Exercise task:
Where a line contains the string "parmigiano", copy that line.

Data:
** Begin **
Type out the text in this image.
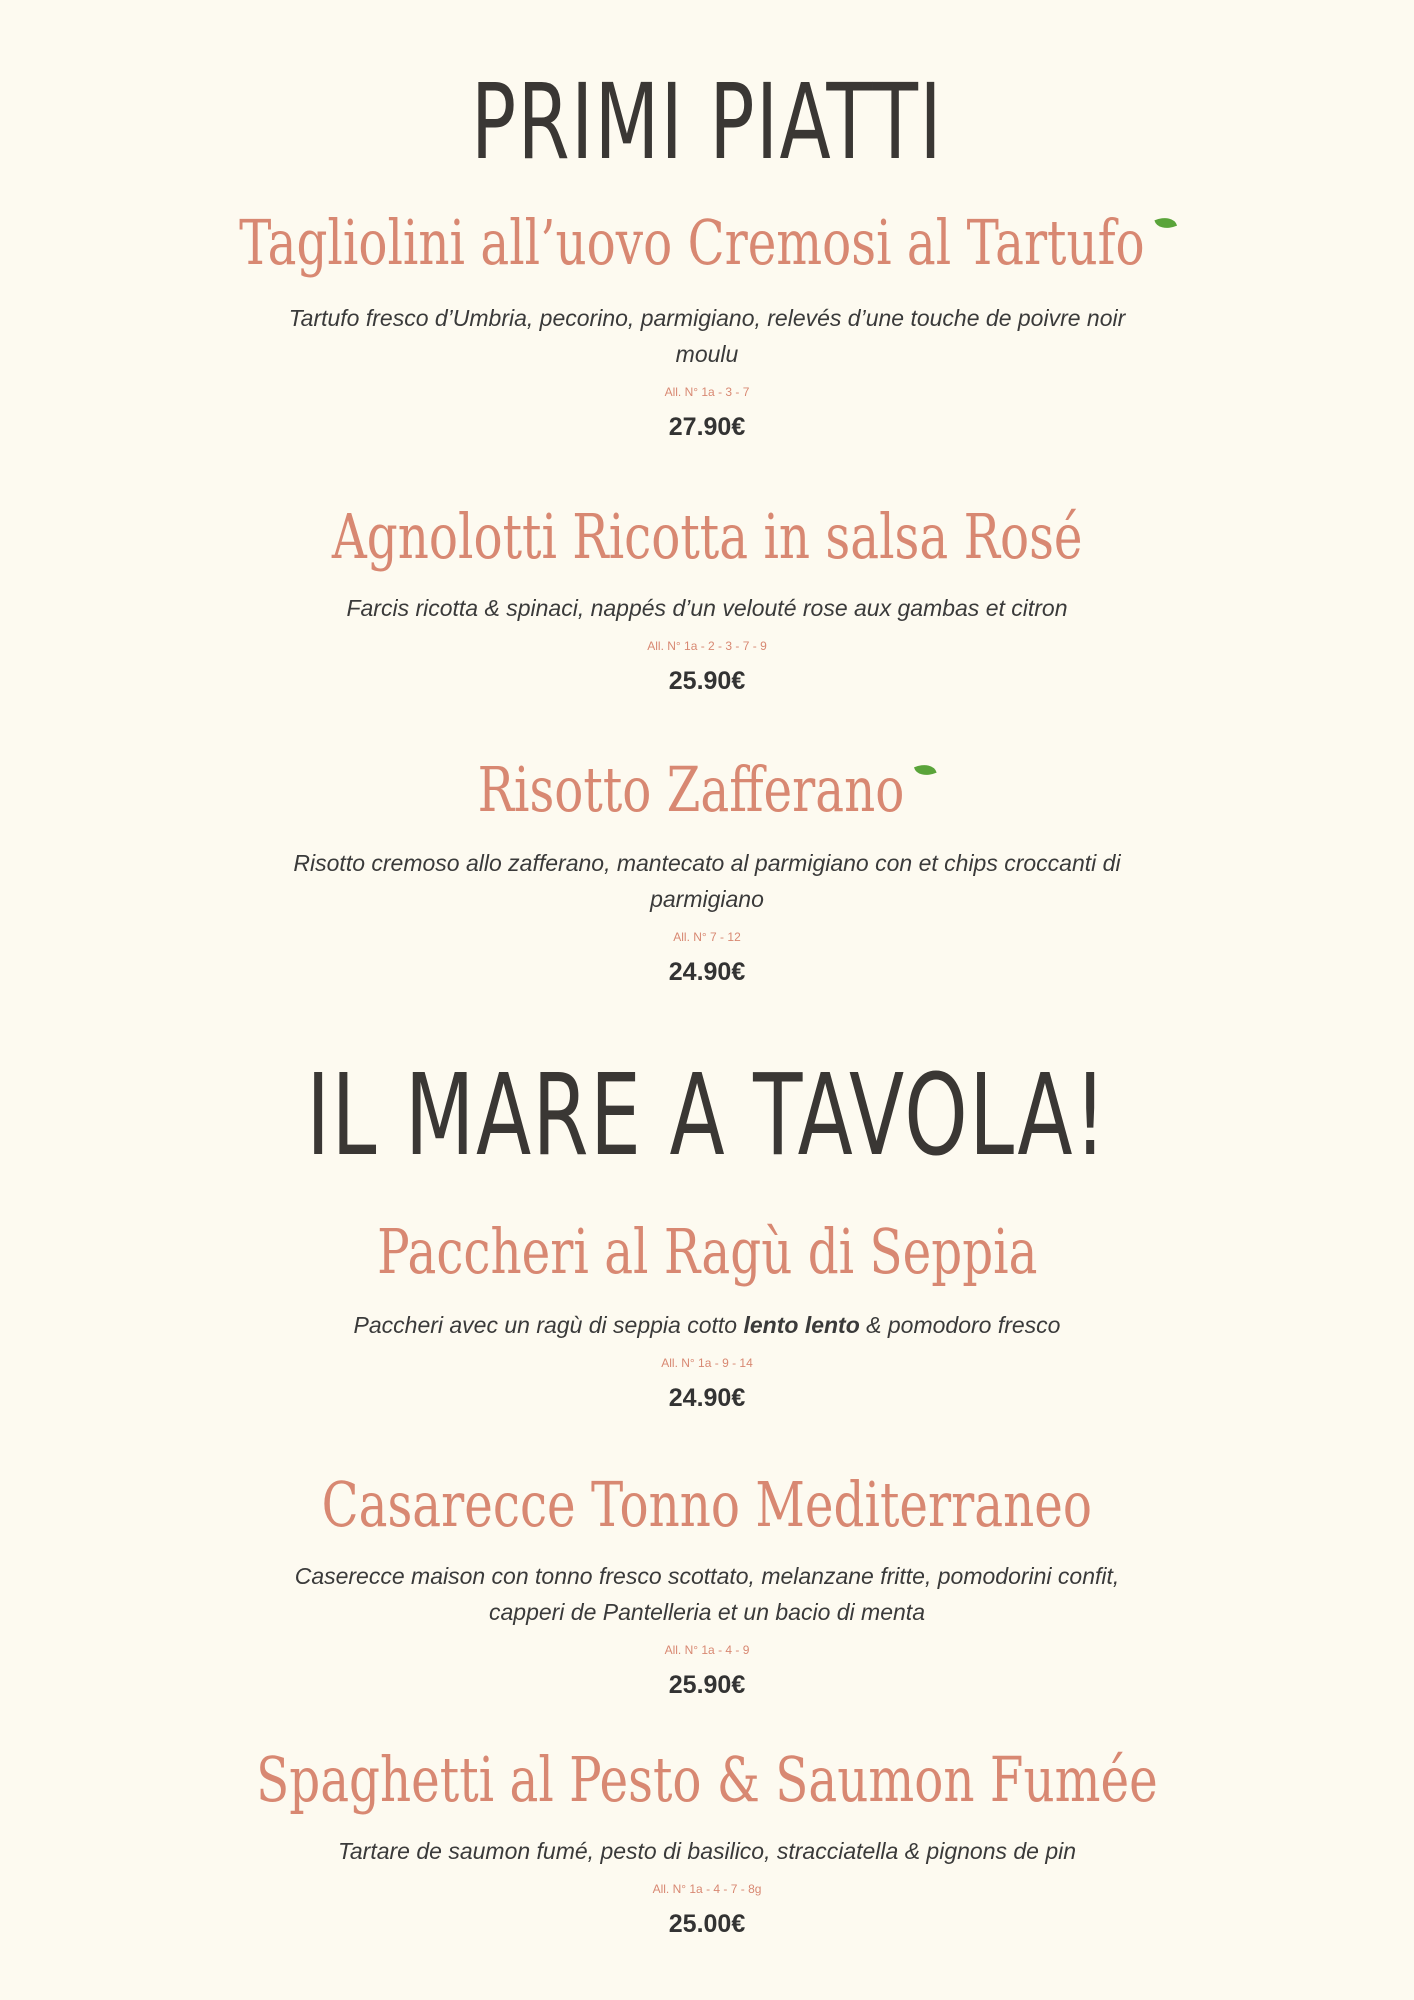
PRIMI PIATTI
Tagliolini all’uovo Cremosi al Tartufo

Tartufo fresco d’Umbria, pecorino, parmigiano, relevés d’une touche de poivre noir moulu

All. N° 1a - 3 - 7
27.90€
Agnolotti Ricotta in salsa Rosé

Farcis ricotta & spinaci, nappés d’un velouté rose aux gambas et citron

All. N° 1a - 2 - 3 - 7 - 9
25.90€
Risotto Zafferano

Risotto cremoso allo zafferano, mantecato al parmigiano con et chips croccanti di parmigiano

All. N° 7 - 12
24.90€
IL MARE A TAVOLA!
Paccheri al Ragù di Seppia

Paccheri avec un ragù di seppia cotto lento lento & pomodoro fresco

All. N° 1a - 9 - 14
24.90€
Casarecce Tonno Mediterraneo

Caserecce maison con tonno fresco scottato, melanzane fritte, pomodorini confit, capperi de Pantelleria et un bacio di menta

All. N° 1a - 4 - 9
25.90€
Spaghetti al Pesto & Saumon Fumée

Tartare de saumon fumé, pesto di basilico, stracciatella & pignons de pin

All. N° 1a - 4 - 7 - 8g
25.00€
** End **
Reply to the task:
Tartufo fresco d’Umbria, pecorino, parmigiano, relevés d’une touche de poivre noir moulu
Risotto cremoso allo zafferano, mantecato al parmigiano con et chips croccanti di parmigiano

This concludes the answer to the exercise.